Go through the material below and report how many lines contain "total". Give only the number.
━━━━━━━━
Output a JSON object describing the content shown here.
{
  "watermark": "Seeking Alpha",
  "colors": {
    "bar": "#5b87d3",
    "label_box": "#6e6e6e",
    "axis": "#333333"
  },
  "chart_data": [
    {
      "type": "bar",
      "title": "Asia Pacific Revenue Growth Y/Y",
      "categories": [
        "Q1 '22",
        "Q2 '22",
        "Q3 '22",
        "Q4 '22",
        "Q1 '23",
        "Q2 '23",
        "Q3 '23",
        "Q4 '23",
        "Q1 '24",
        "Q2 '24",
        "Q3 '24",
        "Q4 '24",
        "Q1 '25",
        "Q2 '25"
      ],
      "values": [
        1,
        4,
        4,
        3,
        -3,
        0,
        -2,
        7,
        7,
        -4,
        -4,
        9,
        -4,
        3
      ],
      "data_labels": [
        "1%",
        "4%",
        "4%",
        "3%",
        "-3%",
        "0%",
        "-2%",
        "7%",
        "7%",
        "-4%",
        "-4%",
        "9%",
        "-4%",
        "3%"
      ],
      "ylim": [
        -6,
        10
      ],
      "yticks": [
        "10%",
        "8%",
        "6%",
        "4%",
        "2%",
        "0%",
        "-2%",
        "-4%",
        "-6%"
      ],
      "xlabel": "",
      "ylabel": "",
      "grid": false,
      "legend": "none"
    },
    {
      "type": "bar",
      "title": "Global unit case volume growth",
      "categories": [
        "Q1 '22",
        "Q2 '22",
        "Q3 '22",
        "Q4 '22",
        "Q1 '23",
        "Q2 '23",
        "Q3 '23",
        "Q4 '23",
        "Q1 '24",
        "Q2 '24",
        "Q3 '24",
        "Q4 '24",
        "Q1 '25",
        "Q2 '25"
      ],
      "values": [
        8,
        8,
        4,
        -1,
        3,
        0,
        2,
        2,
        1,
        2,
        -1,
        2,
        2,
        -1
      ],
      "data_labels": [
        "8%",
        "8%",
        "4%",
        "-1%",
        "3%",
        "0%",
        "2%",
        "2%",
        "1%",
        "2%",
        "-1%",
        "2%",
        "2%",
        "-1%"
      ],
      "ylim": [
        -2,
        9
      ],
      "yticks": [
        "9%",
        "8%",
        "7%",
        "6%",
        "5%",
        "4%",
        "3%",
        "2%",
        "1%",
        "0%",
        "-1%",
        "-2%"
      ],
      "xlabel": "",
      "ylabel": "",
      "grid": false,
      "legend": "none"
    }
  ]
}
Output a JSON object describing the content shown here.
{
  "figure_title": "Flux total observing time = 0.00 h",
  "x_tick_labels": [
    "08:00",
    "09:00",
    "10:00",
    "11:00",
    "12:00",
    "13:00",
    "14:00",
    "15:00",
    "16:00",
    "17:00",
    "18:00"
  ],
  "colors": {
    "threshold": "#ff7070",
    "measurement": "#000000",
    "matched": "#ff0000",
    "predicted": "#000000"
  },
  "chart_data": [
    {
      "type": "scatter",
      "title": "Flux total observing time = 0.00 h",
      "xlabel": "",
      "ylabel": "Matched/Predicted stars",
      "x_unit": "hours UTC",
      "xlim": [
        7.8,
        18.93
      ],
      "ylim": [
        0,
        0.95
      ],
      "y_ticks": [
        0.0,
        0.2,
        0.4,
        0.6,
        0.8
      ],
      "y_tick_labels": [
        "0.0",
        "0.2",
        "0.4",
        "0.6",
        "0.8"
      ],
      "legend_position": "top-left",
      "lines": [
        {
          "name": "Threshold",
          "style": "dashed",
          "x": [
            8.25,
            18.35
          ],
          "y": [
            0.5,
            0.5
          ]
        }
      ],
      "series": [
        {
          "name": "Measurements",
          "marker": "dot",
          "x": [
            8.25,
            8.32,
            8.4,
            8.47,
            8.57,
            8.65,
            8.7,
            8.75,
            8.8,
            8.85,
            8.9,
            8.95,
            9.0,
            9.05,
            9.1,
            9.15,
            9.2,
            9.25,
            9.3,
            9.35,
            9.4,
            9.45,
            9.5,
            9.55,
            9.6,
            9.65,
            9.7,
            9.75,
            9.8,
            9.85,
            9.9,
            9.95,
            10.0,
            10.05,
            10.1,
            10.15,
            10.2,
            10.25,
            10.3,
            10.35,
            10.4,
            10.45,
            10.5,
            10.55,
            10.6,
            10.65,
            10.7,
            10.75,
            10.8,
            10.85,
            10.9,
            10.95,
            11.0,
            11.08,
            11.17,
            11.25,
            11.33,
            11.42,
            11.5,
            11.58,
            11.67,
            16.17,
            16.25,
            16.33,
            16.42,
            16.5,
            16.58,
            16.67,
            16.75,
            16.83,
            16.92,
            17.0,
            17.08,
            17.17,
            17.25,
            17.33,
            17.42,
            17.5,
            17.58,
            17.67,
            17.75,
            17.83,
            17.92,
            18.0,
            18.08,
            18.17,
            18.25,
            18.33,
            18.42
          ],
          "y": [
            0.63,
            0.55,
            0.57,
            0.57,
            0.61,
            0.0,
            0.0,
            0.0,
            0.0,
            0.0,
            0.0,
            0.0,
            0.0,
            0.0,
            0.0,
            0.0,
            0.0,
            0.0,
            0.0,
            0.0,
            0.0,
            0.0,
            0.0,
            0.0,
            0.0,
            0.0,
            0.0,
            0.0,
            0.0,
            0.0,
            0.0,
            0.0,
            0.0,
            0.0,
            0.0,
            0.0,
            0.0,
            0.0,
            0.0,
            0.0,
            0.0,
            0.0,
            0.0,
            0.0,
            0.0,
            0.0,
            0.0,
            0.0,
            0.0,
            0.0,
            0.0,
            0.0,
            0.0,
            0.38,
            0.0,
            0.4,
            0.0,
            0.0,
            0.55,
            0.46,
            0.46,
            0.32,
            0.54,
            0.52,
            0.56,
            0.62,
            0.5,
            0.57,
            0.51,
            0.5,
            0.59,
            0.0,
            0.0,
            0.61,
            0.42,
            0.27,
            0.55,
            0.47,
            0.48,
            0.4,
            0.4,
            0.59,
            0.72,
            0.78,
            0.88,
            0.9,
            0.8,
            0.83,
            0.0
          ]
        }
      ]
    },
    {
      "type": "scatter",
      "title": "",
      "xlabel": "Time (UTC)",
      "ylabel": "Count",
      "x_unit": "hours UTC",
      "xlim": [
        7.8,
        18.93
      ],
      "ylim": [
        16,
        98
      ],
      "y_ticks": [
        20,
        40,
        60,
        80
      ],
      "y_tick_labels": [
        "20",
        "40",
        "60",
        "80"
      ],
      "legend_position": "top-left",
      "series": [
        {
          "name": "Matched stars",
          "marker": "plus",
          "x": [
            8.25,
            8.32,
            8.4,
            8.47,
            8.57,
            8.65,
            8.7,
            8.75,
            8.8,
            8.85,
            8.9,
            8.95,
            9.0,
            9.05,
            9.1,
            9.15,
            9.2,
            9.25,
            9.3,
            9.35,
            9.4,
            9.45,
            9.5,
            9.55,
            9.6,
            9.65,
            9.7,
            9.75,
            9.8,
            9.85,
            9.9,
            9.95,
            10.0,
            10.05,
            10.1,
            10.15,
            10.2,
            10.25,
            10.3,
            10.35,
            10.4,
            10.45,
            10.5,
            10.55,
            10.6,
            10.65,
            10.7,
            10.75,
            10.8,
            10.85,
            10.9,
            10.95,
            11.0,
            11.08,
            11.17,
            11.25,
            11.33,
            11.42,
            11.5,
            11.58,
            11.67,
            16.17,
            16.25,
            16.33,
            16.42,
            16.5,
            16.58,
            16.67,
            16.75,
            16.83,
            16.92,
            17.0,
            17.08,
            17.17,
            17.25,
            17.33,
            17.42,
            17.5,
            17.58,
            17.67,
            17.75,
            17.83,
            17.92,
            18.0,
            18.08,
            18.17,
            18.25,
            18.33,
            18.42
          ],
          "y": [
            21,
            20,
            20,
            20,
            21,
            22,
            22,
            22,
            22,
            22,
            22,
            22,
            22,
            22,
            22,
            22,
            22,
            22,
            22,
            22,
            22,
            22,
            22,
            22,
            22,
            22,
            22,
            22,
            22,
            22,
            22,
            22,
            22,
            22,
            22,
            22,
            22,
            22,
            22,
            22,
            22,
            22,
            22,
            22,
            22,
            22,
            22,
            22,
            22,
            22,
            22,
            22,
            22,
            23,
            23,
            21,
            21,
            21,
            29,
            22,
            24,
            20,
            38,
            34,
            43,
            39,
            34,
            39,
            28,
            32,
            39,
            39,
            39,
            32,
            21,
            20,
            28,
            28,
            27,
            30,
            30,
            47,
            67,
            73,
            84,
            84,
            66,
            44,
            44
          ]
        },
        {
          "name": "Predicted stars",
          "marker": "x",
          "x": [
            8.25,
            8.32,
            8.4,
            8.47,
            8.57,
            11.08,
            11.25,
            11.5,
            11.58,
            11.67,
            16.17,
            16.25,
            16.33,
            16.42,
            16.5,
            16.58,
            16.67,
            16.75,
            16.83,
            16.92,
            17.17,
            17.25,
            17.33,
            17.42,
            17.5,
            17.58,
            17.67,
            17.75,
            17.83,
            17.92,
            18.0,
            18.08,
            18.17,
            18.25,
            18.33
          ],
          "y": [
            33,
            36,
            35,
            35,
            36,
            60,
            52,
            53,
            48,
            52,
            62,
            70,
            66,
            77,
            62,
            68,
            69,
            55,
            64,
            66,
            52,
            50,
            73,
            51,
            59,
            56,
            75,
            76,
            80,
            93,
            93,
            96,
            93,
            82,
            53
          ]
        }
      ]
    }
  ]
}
━━━━━━━━
§ OUTPUT FOR THIS TASK
2